WHAT TO WORK ON: Copy the data word for word, keeping every line.
------------------------------------------------------------------------
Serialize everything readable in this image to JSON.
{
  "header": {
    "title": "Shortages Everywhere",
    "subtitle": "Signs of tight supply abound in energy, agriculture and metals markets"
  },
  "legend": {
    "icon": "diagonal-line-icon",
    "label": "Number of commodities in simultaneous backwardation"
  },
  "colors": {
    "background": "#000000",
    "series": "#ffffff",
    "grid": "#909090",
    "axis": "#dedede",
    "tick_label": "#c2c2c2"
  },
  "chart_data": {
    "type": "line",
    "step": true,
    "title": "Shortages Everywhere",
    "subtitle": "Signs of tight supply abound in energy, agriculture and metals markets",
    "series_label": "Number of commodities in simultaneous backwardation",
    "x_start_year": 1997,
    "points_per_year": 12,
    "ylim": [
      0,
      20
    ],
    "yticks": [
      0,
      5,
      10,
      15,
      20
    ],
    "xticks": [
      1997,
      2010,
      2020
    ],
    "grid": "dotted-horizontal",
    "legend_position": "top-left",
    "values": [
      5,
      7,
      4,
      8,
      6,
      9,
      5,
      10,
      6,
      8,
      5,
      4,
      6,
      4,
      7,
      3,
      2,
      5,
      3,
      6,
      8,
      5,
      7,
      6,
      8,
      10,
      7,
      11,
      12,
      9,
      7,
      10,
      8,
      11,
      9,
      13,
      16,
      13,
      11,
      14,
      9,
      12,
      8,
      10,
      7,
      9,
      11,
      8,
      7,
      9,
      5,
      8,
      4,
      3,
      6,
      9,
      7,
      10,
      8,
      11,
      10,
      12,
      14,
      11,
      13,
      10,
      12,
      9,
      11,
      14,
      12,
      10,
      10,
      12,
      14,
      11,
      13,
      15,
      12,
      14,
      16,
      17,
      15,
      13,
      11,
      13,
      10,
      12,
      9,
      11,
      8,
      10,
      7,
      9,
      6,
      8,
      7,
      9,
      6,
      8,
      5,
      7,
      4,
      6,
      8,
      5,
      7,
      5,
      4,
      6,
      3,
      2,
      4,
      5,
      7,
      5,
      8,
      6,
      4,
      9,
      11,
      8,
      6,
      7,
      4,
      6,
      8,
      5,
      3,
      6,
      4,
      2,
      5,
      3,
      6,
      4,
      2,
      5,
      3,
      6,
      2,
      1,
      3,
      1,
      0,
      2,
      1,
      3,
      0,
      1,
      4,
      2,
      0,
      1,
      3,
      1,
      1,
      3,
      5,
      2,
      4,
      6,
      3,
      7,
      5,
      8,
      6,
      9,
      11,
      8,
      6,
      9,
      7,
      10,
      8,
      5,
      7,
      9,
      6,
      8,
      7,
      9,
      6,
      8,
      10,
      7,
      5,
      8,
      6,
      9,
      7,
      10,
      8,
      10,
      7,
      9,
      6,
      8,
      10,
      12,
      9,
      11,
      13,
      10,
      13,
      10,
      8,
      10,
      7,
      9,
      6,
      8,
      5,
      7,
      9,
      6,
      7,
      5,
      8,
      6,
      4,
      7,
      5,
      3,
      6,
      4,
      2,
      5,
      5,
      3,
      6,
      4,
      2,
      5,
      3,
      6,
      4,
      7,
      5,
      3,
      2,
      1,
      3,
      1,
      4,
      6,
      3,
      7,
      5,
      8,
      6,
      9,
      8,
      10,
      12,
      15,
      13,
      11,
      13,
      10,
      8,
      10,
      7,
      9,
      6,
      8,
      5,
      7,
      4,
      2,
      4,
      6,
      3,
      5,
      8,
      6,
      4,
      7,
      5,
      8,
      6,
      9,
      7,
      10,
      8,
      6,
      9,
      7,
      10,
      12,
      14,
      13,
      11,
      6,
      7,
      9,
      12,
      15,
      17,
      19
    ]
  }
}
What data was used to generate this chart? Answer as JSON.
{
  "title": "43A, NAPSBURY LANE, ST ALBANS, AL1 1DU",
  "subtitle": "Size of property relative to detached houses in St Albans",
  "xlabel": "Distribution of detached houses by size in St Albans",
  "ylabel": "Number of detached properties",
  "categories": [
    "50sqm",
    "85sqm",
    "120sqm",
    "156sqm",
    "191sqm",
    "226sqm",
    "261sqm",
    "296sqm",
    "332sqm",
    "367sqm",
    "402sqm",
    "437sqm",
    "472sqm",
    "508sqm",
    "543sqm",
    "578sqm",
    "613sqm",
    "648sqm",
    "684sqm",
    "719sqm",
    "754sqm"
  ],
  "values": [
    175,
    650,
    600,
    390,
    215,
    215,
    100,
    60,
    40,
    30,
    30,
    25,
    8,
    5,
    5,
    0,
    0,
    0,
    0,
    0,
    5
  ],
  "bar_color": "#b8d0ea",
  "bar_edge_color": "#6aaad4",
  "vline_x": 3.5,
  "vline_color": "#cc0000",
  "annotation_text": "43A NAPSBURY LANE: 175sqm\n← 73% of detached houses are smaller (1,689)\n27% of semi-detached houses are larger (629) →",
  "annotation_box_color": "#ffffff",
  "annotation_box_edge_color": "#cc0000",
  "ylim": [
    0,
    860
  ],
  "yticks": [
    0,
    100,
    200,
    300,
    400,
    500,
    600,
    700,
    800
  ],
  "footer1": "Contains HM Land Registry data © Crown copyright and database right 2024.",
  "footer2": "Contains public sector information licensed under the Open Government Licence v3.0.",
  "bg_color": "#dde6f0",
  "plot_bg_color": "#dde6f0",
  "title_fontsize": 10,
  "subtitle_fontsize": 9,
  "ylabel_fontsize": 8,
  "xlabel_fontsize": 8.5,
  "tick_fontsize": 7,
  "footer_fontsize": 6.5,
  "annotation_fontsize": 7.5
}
------------------------------------------------------------------------
RESPONSE:
Serialize everything readable in this image to JSON.
{
  "header": {
    "title": "Shortages Everywhere",
    "subtitle": "Signs of tight supply abound in energy, agriculture and metals markets"
  },
  "legend": {
    "icon": "diagonal-line-icon",
    "label": "Number of commodities in simultaneous backwardation"
  },
  "colors": {
    "background": "#000000",
    "series": "#ffffff",
    "grid": "#909090",
    "axis": "#dedede",
    "tick_label": "#c2c2c2"
  },
  "chart_data": {
    "type": "line",
    "step": true,
    "title": "Shortages Everywhere",
    "subtitle": "Signs of tight supply abound in energy, agriculture and metals markets",
    "series_label": "Number of commodities in simultaneous backwardation",
    "x_start_year": 1997,
    "points_per_year": 12,
    "ylim": [
      0,
      20
    ],
    "yticks": [
      0,
      5,
      10,
      15,
      20
    ],
    "xticks": [
      1997,
      2010,
      2020
    ],
    "grid": "dotted-horizontal",
    "legend_position": "top-left",
    "values": [
      5,
      7,
      4,
      8,
      6,
      9,
      5,
      10,
      6,
      8,
      5,
      4,
      6,
      4,
      7,
      3,
      2,
      5,
      3,
      6,
      8,
      5,
      7,
      6,
      8,
      10,
      7,
      11,
      12,
      9,
      7,
      10,
      8,
      11,
      9,
      13,
      16,
      13,
      11,
      14,
      9,
      12,
      8,
      10,
      7,
      9,
      11,
      8,
      7,
      9,
      5,
      8,
      4,
      3,
      6,
      9,
      7,
      10,
      8,
      11,
      10,
      12,
      14,
      11,
      13,
      10,
      12,
      9,
      11,
      14,
      12,
      10,
      10,
      12,
      14,
      11,
      13,
      15,
      12,
      14,
      16,
      17,
      15,
      13,
      11,
      13,
      10,
      12,
      9,
      11,
      8,
      10,
      7,
      9,
      6,
      8,
      7,
      9,
      6,
      8,
      5,
      7,
      4,
      6,
      8,
      5,
      7,
      5,
      4,
      6,
      3,
      2,
      4,
      5,
      7,
      5,
      8,
      6,
      4,
      9,
      11,
      8,
      6,
      7,
      4,
      6,
      8,
      5,
      3,
      6,
      4,
      2,
      5,
      3,
      6,
      4,
      2,
      5,
      3,
      6,
      2,
      1,
      3,
      1,
      0,
      2,
      1,
      3,
      0,
      1,
      4,
      2,
      0,
      1,
      3,
      1,
      1,
      3,
      5,
      2,
      4,
      6,
      3,
      7,
      5,
      8,
      6,
      9,
      11,
      8,
      6,
      9,
      7,
      10,
      8,
      5,
      7,
      9,
      6,
      8,
      7,
      9,
      6,
      8,
      10,
      7,
      5,
      8,
      6,
      9,
      7,
      10,
      8,
      10,
      7,
      9,
      6,
      8,
      10,
      12,
      9,
      11,
      13,
      10,
      13,
      10,
      8,
      10,
      7,
      9,
      6,
      8,
      5,
      7,
      9,
      6,
      7,
      5,
      8,
      6,
      4,
      7,
      5,
      3,
      6,
      4,
      2,
      5,
      5,
      3,
      6,
      4,
      2,
      5,
      3,
      6,
      4,
      7,
      5,
      3,
      2,
      1,
      3,
      1,
      4,
      6,
      3,
      7,
      5,
      8,
      6,
      9,
      8,
      10,
      12,
      15,
      13,
      11,
      13,
      10,
      8,
      10,
      7,
      9,
      6,
      8,
      5,
      7,
      4,
      2,
      4,
      6,
      3,
      5,
      8,
      6,
      4,
      7,
      5,
      8,
      6,
      9,
      7,
      10,
      8,
      6,
      9,
      7,
      10,
      12,
      14,
      13,
      11,
      6,
      7,
      9,
      12,
      15,
      17,
      19
    ]
  }
}
What data was used to generate this chart? Answer as JSON.
{
  "title": "43A, NAPSBURY LANE, ST ALBANS, AL1 1DU",
  "subtitle": "Size of property relative to detached houses in St Albans",
  "xlabel": "Distribution of detached houses by size in St Albans",
  "ylabel": "Number of detached properties",
  "categories": [
    "50sqm",
    "85sqm",
    "120sqm",
    "156sqm",
    "191sqm",
    "226sqm",
    "261sqm",
    "296sqm",
    "332sqm",
    "367sqm",
    "402sqm",
    "437sqm",
    "472sqm",
    "508sqm",
    "543sqm",
    "578sqm",
    "613sqm",
    "648sqm",
    "684sqm",
    "719sqm",
    "754sqm"
  ],
  "values": [
    175,
    650,
    600,
    390,
    215,
    215,
    100,
    60,
    40,
    30,
    30,
    25,
    8,
    5,
    5,
    0,
    0,
    0,
    0,
    0,
    5
  ],
  "bar_color": "#b8d0ea",
  "bar_edge_color": "#6aaad4",
  "vline_x": 3.5,
  "vline_color": "#cc0000",
  "annotation_text": "43A NAPSBURY LANE: 175sqm\n← 73% of detached houses are smaller (1,689)\n27% of semi-detached houses are larger (629) →",
  "annotation_box_color": "#ffffff",
  "annotation_box_edge_color": "#cc0000",
  "ylim": [
    0,
    860
  ],
  "yticks": [
    0,
    100,
    200,
    300,
    400,
    500,
    600,
    700,
    800
  ],
  "footer1": "Contains HM Land Registry data © Crown copyright and database right 2024.",
  "footer2": "Contains public sector information licensed under the Open Government Licence v3.0.",
  "bg_color": "#dde6f0",
  "plot_bg_color": "#dde6f0",
  "title_fontsize": 10,
  "subtitle_fontsize": 9,
  "ylabel_fontsize": 8,
  "xlabel_fontsize": 8.5,
  "tick_fontsize": 7,
  "footer_fontsize": 6.5,
  "annotation_fontsize": 7.5
}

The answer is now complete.